_Directive_:
From the records below, copy every line that contains the word "Scenario".

--- Start ---

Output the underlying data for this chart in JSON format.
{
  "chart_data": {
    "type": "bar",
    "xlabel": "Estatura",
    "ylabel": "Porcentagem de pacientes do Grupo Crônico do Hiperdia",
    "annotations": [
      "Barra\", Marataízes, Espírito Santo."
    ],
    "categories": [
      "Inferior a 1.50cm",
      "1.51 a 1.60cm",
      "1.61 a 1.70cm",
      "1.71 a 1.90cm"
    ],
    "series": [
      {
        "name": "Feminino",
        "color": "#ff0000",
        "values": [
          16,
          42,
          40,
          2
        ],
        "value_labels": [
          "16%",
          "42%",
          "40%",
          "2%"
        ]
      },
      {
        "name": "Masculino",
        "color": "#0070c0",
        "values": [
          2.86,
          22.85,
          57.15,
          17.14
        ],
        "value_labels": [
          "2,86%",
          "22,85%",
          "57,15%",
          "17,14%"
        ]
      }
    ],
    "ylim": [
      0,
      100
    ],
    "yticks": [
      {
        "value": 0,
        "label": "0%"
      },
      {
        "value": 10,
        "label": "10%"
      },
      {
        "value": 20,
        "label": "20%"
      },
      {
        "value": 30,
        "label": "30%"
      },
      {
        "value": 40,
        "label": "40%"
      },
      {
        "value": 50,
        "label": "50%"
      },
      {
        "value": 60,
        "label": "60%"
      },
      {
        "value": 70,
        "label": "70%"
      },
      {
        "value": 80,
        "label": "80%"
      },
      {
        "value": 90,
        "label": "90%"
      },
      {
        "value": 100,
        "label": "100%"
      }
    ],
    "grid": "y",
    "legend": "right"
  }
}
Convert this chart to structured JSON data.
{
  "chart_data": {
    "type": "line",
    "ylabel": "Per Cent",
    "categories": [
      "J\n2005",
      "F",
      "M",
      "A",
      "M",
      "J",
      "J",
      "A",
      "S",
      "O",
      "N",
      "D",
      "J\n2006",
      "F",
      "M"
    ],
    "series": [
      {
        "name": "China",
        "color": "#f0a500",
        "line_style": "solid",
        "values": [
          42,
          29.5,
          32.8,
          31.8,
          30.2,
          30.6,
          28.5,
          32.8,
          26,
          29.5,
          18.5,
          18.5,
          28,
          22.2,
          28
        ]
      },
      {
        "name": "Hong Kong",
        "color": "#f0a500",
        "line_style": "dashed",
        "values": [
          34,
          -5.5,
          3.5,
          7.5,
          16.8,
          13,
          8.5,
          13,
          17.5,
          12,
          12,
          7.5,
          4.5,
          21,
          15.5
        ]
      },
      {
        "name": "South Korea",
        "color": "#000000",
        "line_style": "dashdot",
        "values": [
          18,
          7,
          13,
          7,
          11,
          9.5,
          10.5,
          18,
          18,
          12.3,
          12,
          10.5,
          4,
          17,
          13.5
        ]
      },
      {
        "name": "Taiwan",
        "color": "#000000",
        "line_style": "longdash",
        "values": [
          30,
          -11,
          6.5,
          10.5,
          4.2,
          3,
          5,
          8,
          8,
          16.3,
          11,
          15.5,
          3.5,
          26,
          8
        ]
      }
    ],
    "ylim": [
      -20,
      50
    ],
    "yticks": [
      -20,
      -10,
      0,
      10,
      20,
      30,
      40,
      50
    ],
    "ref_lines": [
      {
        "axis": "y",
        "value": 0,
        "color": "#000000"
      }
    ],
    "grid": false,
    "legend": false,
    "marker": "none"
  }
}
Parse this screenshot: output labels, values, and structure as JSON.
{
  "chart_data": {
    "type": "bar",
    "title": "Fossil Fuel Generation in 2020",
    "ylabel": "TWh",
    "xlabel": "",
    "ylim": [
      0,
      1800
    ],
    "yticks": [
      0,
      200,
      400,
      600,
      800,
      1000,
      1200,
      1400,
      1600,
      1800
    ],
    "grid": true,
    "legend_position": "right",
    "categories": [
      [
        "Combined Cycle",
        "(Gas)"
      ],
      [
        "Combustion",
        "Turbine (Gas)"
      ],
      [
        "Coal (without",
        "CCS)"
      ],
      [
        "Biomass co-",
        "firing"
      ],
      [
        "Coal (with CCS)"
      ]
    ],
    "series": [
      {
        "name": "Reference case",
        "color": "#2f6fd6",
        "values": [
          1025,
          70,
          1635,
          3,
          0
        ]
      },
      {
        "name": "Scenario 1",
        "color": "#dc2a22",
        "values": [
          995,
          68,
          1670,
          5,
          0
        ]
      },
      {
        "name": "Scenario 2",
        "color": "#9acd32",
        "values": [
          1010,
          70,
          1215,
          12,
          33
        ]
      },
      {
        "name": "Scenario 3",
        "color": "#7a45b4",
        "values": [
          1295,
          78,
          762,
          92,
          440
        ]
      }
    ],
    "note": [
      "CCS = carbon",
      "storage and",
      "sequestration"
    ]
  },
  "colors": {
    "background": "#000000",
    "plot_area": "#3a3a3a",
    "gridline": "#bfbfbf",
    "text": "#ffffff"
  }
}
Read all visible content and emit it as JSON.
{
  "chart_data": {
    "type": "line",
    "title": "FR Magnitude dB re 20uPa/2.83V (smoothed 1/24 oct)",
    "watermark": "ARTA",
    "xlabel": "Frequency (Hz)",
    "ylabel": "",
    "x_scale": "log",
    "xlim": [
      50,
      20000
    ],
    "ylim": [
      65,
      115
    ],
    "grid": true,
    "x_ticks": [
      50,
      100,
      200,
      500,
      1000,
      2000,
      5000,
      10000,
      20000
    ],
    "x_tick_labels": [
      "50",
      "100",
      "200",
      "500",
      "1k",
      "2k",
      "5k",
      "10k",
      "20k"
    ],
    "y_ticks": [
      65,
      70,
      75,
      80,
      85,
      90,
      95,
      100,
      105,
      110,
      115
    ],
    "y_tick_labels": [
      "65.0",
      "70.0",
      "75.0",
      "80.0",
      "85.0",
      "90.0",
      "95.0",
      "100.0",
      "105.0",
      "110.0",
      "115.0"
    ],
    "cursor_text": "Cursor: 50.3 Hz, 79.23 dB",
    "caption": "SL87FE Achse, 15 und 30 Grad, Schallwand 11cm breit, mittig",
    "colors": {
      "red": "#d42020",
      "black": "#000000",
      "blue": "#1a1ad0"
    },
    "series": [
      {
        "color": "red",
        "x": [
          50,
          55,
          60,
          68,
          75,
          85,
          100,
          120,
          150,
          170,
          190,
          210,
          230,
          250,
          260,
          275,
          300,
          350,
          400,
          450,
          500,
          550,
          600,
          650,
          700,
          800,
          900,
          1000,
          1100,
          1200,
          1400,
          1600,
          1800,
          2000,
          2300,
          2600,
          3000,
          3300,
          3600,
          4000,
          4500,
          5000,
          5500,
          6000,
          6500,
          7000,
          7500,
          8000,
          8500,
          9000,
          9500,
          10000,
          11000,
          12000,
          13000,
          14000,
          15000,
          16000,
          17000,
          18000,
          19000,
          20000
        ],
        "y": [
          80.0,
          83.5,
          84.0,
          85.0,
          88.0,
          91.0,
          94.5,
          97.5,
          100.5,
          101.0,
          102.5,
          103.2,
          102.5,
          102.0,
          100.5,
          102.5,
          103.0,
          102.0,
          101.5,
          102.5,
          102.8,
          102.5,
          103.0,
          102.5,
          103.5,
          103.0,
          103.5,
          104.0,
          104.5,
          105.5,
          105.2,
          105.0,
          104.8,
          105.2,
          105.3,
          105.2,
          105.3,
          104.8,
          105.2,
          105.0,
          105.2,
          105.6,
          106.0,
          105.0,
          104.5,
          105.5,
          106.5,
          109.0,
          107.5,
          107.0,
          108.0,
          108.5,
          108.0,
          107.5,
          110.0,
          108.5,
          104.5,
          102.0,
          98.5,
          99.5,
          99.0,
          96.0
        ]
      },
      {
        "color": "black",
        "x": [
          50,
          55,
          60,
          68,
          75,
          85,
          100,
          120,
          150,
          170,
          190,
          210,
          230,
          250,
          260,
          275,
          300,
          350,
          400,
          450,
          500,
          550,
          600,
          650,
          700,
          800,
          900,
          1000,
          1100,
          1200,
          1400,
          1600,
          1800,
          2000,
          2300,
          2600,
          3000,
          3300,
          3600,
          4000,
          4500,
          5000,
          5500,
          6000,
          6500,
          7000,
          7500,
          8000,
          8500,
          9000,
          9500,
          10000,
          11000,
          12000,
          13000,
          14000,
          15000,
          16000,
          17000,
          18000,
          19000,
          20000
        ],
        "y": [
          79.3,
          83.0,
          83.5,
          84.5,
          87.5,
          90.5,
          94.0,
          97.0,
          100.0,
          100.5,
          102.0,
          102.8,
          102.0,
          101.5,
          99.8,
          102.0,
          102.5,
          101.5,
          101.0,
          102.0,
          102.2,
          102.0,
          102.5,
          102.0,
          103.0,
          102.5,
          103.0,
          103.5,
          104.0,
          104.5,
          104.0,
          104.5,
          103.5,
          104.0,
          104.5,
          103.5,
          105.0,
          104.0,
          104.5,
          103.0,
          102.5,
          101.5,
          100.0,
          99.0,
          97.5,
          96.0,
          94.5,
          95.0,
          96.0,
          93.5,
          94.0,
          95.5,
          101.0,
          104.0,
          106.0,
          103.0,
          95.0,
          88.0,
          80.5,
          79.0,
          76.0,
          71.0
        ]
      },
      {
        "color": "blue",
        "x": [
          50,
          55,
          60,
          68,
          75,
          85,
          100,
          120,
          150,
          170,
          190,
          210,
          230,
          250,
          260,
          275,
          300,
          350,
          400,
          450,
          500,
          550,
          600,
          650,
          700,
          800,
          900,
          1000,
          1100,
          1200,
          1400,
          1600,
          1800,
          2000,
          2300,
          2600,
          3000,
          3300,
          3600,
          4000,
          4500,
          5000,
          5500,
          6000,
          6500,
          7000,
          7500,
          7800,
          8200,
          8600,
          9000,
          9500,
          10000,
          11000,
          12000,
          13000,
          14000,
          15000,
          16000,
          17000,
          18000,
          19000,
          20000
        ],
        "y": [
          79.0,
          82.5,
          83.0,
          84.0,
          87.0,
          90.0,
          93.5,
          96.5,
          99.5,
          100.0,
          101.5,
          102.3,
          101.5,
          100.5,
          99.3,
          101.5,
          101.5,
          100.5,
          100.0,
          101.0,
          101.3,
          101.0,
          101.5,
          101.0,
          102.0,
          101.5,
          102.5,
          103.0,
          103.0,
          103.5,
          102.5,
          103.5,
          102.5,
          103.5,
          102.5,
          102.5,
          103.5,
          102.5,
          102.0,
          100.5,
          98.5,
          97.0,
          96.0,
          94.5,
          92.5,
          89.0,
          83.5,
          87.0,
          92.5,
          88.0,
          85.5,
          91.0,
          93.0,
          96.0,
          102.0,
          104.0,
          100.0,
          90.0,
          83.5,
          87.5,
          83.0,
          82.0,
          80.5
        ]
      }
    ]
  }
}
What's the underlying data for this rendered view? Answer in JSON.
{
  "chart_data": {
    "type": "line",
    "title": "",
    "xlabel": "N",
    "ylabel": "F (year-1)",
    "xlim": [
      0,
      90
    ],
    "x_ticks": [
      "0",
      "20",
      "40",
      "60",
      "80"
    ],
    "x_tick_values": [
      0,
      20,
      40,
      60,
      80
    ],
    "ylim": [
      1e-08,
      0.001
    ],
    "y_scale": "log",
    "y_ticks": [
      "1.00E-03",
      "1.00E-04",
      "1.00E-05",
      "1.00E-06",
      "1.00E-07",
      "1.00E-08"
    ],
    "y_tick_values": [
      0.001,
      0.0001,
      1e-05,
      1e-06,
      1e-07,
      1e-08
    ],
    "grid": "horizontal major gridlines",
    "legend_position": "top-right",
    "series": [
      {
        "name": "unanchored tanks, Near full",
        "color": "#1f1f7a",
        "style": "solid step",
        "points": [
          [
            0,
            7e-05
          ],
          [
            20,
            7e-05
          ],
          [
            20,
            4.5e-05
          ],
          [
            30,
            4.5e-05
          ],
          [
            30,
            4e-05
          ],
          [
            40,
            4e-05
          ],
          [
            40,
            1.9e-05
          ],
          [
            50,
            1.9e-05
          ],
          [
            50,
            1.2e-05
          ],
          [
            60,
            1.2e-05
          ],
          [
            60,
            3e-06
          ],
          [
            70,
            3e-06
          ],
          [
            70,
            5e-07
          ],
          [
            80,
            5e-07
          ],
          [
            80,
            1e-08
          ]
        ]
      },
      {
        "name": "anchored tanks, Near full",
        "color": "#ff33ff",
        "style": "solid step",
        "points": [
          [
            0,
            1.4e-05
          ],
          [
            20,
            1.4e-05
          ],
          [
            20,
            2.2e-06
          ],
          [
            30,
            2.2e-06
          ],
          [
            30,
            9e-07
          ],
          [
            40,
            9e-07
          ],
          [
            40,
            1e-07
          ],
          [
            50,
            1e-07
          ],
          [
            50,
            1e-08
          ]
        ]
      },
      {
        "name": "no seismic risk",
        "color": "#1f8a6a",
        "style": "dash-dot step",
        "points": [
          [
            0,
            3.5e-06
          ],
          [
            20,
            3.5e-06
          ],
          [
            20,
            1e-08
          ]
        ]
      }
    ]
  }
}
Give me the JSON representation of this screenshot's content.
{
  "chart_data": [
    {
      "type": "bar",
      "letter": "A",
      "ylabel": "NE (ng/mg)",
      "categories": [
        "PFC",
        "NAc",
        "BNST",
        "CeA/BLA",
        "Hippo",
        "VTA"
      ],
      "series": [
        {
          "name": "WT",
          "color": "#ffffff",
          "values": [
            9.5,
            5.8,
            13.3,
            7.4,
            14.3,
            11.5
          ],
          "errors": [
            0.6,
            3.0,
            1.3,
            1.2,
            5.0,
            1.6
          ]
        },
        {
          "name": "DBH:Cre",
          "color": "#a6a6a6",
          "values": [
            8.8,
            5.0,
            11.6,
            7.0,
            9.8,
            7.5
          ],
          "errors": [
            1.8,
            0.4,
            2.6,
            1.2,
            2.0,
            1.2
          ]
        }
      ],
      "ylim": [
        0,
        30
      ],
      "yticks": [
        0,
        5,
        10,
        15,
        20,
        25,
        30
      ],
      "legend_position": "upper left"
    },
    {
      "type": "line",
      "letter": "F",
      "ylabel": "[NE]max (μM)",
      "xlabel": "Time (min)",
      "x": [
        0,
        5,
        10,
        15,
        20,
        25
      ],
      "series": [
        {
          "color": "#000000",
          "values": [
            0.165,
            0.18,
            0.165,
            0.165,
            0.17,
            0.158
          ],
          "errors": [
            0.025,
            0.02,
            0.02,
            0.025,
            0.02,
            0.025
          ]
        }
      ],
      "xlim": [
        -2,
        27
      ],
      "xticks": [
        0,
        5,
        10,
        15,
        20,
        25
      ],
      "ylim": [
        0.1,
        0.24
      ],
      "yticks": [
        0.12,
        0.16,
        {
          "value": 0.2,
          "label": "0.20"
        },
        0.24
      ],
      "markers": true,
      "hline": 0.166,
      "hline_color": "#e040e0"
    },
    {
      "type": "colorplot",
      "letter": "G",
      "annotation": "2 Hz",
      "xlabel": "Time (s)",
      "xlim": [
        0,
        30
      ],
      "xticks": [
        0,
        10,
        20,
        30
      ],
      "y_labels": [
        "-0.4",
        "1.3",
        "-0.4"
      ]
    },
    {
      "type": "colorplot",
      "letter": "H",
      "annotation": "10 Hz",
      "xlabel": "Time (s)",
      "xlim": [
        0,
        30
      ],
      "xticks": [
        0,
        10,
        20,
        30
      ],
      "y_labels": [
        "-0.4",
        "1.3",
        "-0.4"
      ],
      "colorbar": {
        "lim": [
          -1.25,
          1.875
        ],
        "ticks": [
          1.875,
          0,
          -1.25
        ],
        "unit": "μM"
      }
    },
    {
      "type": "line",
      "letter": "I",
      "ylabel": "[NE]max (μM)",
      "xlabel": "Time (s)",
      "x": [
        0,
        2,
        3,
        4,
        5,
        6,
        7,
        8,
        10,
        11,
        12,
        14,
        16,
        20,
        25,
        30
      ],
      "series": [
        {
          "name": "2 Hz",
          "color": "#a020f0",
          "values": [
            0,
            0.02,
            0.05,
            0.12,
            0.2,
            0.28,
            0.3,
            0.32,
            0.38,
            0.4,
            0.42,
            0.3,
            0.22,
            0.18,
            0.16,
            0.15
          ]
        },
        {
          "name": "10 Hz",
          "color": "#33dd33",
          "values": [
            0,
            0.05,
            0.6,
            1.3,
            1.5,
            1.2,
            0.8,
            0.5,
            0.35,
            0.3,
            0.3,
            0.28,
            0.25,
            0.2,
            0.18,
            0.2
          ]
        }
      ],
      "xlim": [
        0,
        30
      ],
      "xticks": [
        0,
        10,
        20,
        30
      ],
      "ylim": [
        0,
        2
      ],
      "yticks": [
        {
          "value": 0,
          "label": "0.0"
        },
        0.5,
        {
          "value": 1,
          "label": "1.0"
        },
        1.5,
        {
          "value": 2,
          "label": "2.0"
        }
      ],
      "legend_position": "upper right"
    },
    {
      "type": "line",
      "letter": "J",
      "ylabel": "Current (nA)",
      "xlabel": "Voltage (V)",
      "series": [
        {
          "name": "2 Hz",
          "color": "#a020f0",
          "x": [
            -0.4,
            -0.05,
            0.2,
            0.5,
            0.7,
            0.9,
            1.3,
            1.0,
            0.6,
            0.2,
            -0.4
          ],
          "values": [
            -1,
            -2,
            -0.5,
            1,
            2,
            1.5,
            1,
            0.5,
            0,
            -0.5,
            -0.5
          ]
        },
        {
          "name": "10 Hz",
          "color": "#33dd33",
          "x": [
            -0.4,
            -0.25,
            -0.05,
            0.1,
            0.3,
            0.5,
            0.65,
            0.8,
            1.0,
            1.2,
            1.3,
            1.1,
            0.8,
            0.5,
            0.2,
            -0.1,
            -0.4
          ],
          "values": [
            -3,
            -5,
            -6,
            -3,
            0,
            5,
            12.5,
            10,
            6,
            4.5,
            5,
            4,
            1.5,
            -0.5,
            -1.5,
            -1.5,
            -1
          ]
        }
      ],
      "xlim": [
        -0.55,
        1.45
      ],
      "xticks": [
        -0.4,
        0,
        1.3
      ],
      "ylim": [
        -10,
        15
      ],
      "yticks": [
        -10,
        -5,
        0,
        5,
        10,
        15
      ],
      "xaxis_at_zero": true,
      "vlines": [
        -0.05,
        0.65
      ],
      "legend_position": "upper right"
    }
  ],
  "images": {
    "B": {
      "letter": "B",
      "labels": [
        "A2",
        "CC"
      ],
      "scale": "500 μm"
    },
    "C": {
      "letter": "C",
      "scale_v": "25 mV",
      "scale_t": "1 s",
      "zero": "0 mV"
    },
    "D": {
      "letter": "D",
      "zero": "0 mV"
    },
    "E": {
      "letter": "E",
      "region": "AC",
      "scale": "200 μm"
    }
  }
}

--- End ---

_Expected answer_:
        "name": "Scenario 1",
        "name": "Scenario 2",
        "name": "Scenario 3",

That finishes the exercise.